*** AVAILABLE DATA ***

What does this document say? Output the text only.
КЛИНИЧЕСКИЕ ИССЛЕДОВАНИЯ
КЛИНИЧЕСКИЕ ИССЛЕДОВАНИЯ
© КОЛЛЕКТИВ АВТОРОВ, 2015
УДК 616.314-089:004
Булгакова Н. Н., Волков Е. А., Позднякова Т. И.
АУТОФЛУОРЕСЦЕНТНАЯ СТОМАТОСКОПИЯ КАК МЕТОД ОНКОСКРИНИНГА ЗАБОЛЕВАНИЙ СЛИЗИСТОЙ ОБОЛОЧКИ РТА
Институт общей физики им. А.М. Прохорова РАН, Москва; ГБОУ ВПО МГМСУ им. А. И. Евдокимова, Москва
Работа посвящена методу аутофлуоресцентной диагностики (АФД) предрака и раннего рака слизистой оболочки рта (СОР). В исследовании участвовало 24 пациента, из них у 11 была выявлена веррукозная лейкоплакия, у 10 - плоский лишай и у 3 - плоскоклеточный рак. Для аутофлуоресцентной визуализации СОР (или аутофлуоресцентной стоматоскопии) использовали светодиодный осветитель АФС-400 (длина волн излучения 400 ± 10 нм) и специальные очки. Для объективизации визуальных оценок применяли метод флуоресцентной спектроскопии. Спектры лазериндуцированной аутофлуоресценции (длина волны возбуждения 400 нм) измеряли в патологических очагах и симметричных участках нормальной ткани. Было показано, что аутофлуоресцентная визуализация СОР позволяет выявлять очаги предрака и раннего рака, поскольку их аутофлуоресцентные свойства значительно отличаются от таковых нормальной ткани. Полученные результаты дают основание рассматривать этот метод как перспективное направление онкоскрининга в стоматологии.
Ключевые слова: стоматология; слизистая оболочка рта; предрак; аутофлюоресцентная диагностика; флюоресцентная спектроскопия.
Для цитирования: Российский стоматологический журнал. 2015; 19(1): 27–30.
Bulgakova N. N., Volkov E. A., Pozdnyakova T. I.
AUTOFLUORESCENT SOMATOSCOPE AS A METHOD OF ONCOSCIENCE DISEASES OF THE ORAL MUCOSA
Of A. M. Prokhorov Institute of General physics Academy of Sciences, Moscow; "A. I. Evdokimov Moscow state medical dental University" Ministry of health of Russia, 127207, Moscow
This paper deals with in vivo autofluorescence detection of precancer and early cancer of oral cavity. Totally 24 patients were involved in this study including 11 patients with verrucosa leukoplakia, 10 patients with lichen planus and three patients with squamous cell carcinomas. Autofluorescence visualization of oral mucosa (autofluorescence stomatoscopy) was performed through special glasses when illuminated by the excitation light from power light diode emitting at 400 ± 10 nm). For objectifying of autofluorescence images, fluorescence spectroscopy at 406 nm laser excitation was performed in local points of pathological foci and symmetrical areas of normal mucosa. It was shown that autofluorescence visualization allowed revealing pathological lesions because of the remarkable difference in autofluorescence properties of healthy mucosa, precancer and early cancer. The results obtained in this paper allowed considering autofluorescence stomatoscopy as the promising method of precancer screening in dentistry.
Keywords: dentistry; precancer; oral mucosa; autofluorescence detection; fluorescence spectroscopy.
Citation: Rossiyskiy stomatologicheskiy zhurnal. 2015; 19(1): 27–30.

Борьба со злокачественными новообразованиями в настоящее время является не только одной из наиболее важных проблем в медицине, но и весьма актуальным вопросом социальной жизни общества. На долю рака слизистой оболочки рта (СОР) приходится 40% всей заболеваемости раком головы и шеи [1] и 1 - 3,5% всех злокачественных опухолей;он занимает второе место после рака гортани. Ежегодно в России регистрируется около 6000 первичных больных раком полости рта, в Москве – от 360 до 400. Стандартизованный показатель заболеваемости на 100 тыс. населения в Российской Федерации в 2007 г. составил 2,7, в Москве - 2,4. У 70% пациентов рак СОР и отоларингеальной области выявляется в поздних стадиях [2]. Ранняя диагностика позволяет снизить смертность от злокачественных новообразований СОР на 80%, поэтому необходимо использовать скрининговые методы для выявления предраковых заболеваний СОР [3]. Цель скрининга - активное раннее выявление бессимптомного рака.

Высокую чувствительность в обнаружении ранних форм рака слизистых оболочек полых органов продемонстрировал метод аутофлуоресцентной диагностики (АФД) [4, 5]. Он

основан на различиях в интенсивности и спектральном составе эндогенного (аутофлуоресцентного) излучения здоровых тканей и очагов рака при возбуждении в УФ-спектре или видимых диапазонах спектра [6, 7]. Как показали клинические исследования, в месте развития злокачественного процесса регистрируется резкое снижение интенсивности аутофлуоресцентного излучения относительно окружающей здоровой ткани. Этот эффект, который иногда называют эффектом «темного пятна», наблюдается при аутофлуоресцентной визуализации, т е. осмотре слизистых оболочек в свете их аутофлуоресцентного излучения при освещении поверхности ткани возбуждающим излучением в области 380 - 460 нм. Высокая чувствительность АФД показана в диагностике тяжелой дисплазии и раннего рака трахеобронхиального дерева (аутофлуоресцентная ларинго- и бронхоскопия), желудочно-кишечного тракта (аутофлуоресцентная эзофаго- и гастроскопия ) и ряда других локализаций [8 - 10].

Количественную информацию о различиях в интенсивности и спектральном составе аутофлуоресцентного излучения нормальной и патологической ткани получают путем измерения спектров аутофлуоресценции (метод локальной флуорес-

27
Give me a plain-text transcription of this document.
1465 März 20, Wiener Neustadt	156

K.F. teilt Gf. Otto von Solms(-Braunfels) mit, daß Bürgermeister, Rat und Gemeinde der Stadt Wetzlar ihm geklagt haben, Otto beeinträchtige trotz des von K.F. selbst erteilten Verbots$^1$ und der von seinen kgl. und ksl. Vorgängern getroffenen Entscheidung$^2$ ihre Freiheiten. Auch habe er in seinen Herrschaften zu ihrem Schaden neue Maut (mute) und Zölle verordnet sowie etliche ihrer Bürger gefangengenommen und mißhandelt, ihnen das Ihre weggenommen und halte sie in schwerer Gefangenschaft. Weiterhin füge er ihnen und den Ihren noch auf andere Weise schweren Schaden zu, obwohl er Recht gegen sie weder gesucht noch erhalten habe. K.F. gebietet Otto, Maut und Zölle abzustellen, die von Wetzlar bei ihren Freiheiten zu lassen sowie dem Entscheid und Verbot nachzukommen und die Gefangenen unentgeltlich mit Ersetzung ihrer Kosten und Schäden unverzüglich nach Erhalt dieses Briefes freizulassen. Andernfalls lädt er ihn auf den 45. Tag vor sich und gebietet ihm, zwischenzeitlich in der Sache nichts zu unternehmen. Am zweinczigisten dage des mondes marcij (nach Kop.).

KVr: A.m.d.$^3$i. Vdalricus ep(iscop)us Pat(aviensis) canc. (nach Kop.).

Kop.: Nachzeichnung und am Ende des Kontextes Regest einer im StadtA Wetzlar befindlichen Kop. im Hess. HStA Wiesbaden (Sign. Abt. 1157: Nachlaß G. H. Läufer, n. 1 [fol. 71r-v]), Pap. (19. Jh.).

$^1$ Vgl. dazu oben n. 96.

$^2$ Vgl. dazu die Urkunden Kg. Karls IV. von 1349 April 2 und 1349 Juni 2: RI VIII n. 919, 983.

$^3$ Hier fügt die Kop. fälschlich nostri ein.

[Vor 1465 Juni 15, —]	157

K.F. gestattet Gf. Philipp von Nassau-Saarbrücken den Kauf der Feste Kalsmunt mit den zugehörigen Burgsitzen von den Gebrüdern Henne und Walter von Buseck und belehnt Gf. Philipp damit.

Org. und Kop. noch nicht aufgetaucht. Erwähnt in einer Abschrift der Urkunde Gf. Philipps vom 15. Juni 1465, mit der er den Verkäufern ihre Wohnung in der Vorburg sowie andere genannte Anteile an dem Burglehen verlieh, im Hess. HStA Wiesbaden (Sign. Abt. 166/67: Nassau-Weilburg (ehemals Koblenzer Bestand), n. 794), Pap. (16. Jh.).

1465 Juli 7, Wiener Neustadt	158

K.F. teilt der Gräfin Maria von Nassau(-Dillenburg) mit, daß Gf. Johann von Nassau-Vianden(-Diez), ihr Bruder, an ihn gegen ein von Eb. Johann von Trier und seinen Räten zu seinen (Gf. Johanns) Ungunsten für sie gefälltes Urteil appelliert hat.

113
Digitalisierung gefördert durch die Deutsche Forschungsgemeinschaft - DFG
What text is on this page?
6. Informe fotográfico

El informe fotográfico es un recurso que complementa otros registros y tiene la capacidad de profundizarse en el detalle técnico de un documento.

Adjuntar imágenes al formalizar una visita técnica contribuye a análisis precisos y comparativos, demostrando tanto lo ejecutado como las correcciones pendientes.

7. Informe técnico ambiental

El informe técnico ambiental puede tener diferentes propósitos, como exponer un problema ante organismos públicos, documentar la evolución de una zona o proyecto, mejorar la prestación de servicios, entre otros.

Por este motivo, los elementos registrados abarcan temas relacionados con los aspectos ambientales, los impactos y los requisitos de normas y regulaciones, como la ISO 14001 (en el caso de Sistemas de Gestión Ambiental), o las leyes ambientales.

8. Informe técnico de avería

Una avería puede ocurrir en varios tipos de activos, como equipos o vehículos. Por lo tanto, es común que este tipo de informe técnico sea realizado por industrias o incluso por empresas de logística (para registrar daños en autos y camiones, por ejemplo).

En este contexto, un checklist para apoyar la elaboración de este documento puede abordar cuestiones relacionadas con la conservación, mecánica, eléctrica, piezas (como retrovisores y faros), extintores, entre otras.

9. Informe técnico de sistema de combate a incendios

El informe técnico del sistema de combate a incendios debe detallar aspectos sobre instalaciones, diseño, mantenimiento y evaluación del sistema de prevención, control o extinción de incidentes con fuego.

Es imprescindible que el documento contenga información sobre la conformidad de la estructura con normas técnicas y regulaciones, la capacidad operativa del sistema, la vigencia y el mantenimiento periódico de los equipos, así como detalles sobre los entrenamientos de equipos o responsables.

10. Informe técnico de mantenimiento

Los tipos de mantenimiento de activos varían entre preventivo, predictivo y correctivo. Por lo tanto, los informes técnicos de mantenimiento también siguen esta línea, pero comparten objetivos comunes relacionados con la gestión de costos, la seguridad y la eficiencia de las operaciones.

***

Search the data above for the string "activos" and copy each line that has it.

Una avería puede ocurrir en varios tipos de activos, como equipos o vehículos. Por lo tanto, es común que este tipo de informe técnico sea realizado por industrias o incluso por empresas de logística (para registrar daños en autos y camiones, por ejemplo).
Los tipos de mantenimiento de activos varían entre preventivo, predictivo y correctivo. Por lo tanto, los informes técnicos de mantenimiento también siguen esta línea, pero comparten objetivos comunes relacionados con la gestión de costos, la seguridad y la eficiencia de las operaciones.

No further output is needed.